Task goal
Gather every line in the records below that contains the word "scatter".

A run of records
-----

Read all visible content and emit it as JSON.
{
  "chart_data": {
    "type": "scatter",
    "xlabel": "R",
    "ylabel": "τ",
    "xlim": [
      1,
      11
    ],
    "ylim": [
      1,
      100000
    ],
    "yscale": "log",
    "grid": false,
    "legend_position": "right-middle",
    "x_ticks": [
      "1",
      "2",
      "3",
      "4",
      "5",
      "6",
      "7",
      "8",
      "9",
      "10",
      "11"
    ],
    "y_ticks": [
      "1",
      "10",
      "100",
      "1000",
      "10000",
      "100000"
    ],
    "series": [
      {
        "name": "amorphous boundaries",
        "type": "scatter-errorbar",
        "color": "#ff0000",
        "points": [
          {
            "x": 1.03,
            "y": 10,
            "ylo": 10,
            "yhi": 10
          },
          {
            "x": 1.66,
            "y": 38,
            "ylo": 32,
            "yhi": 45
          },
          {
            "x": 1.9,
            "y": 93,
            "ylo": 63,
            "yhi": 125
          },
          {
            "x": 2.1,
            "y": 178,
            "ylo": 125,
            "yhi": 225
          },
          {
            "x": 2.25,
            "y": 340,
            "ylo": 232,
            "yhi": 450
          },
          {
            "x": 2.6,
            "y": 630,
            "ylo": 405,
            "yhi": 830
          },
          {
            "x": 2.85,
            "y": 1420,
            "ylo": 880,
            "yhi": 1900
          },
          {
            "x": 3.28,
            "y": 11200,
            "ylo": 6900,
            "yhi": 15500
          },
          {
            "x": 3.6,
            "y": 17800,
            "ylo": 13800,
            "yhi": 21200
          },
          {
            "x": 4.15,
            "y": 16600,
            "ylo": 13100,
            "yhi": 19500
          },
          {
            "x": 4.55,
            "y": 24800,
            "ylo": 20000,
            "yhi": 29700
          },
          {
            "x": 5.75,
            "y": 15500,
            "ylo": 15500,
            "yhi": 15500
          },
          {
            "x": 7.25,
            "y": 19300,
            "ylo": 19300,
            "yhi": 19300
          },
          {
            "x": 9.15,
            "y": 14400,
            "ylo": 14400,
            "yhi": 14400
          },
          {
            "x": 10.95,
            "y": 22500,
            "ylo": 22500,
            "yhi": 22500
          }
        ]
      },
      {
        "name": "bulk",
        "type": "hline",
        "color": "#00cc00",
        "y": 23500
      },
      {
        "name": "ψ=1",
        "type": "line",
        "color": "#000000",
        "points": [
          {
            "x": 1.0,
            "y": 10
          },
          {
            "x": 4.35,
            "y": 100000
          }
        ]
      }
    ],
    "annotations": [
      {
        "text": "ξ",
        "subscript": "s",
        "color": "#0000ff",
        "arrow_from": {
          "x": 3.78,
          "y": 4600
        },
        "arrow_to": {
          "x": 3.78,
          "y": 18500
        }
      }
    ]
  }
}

-----

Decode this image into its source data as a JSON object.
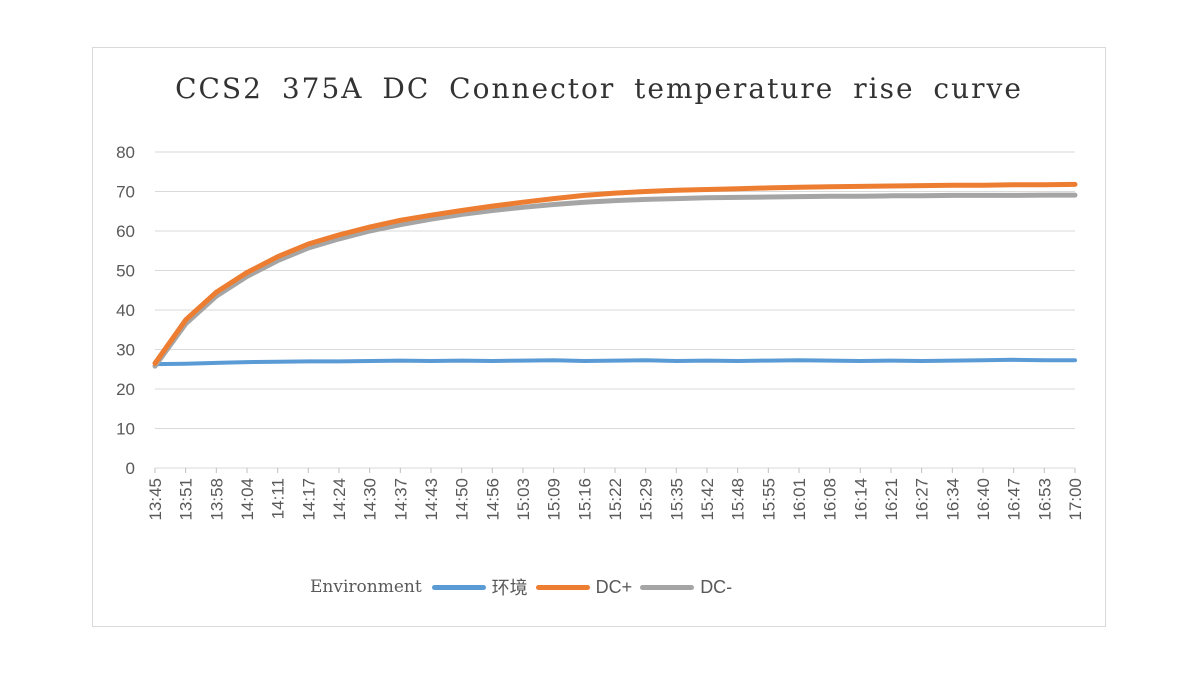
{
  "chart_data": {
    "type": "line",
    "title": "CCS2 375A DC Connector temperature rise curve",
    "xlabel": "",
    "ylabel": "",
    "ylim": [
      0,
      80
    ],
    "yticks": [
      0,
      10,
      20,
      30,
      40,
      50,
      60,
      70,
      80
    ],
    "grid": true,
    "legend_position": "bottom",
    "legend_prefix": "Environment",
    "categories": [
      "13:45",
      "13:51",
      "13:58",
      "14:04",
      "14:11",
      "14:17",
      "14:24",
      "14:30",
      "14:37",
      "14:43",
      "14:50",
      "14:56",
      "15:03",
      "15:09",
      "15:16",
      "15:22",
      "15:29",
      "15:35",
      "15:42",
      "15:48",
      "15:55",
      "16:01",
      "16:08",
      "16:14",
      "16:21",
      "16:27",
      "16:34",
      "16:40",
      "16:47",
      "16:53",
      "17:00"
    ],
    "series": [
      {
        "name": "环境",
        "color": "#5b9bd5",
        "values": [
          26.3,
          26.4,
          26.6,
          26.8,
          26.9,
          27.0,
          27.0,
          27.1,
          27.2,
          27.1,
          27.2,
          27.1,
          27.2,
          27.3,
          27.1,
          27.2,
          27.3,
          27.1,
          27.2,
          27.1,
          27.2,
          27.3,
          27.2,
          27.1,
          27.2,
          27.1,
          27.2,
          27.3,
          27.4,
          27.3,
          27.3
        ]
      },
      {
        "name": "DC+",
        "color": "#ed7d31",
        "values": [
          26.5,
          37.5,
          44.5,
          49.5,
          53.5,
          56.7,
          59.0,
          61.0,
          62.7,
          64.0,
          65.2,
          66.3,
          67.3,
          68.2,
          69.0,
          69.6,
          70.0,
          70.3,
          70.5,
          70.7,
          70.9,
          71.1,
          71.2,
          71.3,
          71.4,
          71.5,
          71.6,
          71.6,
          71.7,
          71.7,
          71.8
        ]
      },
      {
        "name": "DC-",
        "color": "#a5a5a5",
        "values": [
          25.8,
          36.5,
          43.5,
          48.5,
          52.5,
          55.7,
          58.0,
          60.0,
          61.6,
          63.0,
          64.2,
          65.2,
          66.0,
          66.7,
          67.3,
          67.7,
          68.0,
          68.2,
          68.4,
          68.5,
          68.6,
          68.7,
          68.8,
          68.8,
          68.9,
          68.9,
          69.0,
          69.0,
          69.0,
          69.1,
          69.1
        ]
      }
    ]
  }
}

-----

Task result
    "type": "scatter",
        "type": "scatter-errorbar",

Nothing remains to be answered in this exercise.